[Begin THE RECORDS]

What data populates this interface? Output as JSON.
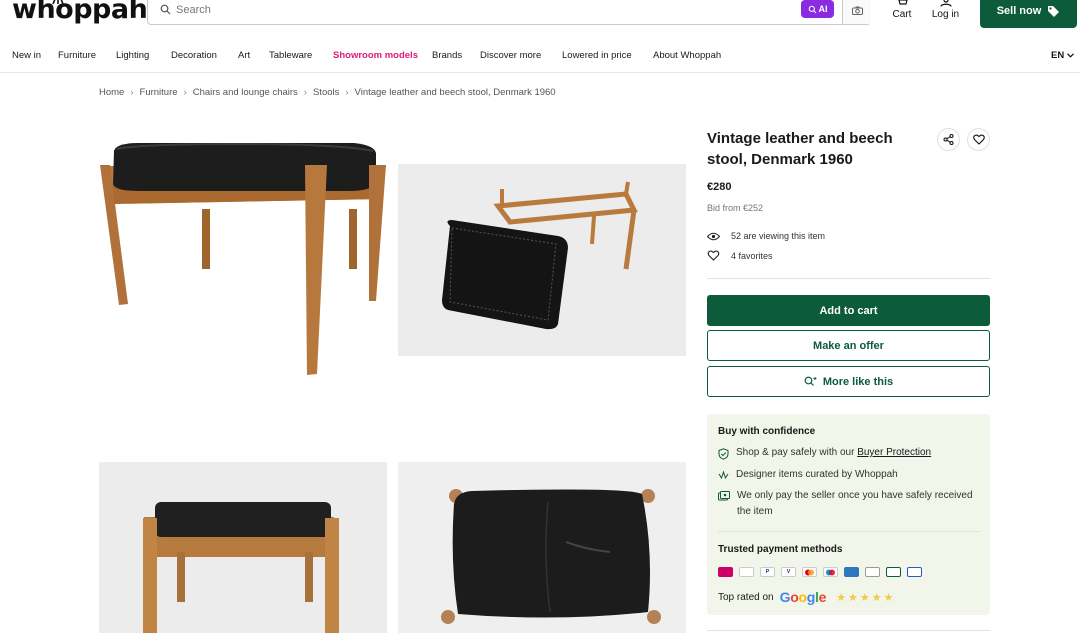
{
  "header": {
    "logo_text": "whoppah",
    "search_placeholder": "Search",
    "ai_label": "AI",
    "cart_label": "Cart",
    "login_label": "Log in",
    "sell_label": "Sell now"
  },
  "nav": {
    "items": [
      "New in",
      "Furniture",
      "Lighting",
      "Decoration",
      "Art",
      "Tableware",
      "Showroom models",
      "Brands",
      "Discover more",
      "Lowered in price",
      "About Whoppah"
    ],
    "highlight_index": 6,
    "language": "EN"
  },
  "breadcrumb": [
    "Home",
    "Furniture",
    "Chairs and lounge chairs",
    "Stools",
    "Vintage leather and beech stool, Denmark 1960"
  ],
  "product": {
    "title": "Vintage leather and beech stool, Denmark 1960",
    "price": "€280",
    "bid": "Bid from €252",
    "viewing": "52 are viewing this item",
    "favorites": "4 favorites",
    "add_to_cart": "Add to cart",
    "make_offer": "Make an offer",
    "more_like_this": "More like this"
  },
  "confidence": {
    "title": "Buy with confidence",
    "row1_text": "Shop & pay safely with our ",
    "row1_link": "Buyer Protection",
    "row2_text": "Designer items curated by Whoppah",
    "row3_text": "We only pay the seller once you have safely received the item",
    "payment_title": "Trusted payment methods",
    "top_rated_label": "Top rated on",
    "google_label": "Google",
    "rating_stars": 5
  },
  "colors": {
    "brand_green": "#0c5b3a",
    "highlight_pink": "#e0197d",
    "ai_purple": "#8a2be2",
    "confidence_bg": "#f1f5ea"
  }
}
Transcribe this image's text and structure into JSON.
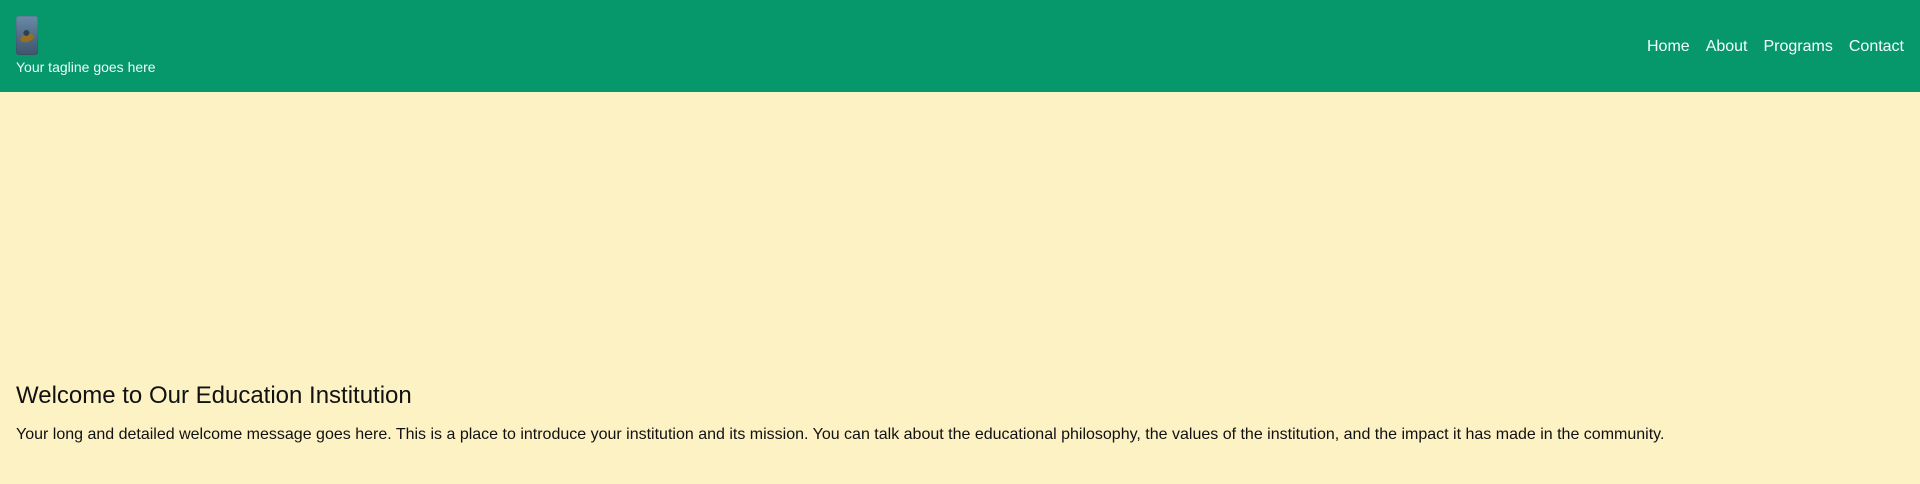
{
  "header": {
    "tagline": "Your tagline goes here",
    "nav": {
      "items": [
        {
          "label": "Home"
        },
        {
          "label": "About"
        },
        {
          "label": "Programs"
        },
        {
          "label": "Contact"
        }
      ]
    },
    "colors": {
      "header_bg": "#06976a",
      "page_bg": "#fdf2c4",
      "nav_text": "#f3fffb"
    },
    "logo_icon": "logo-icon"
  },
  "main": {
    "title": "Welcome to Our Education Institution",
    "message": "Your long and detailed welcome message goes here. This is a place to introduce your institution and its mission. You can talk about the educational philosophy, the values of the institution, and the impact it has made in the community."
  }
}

[End THE RECORDS]
[Begin THE RECORDS]

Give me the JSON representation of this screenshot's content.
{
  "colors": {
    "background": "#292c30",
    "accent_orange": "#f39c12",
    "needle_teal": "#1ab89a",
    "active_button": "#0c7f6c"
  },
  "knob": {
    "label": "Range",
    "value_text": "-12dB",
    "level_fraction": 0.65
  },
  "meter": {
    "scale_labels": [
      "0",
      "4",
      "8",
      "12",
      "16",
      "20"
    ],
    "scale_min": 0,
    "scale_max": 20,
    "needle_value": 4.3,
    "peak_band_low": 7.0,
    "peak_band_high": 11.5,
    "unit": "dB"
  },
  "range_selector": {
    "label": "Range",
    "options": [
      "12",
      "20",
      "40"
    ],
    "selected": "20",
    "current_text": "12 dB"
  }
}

[End THE RECORDS]
[Begin THE RECORDS]

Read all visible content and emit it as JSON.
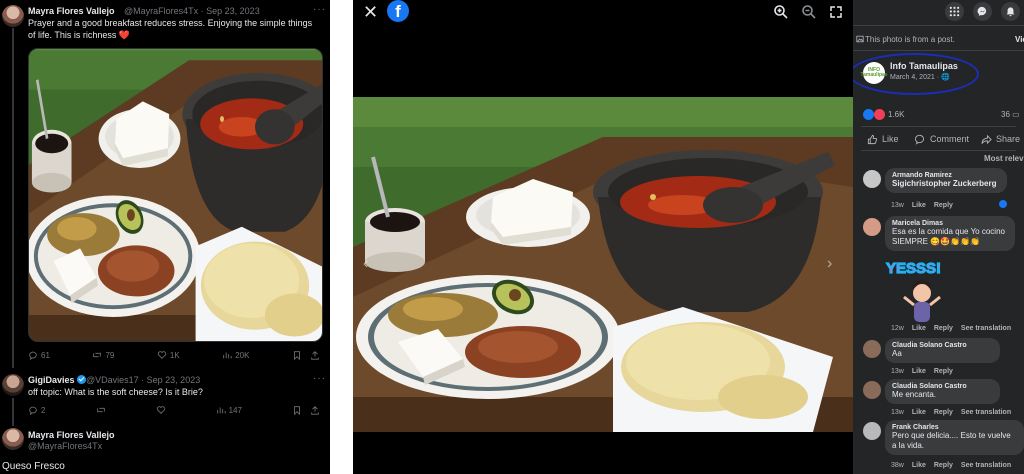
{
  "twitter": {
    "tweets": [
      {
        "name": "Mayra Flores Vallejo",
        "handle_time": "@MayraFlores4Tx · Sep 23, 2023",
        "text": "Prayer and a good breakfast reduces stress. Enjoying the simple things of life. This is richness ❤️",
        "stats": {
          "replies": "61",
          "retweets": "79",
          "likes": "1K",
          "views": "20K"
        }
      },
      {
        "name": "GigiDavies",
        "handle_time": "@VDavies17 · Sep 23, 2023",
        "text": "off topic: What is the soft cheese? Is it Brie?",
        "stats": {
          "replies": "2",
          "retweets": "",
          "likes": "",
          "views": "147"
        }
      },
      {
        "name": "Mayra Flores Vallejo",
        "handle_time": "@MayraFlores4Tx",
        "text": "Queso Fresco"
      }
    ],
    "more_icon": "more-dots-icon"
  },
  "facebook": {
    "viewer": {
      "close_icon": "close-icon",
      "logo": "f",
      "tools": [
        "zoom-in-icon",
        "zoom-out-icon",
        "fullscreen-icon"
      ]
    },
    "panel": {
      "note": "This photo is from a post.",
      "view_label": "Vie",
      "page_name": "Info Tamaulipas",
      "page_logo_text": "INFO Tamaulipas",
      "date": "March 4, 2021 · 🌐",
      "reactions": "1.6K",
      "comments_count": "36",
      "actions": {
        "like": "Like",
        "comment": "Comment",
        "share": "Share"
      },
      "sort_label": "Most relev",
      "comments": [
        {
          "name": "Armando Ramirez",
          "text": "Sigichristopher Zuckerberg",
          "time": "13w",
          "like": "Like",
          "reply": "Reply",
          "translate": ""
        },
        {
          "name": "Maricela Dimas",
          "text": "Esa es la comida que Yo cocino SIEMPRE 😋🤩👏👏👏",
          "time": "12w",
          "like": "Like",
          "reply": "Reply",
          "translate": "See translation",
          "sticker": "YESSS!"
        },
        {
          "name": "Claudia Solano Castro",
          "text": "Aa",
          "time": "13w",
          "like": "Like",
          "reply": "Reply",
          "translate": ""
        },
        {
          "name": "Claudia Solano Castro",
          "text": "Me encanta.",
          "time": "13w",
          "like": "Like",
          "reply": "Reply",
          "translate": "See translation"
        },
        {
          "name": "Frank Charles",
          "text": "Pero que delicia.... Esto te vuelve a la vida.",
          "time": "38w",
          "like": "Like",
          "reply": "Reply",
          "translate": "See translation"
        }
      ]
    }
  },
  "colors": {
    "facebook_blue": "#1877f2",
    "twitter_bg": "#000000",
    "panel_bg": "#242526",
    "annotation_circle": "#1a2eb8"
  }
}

[End THE RECORDS]

** YOUR OBJECTIVE **
Find each line holding "with". Copy it out.

** RESULT OF THE EXERCISE **
    "title": "Buy with confidence",
    "row1_text": "Shop & pay safely with our ",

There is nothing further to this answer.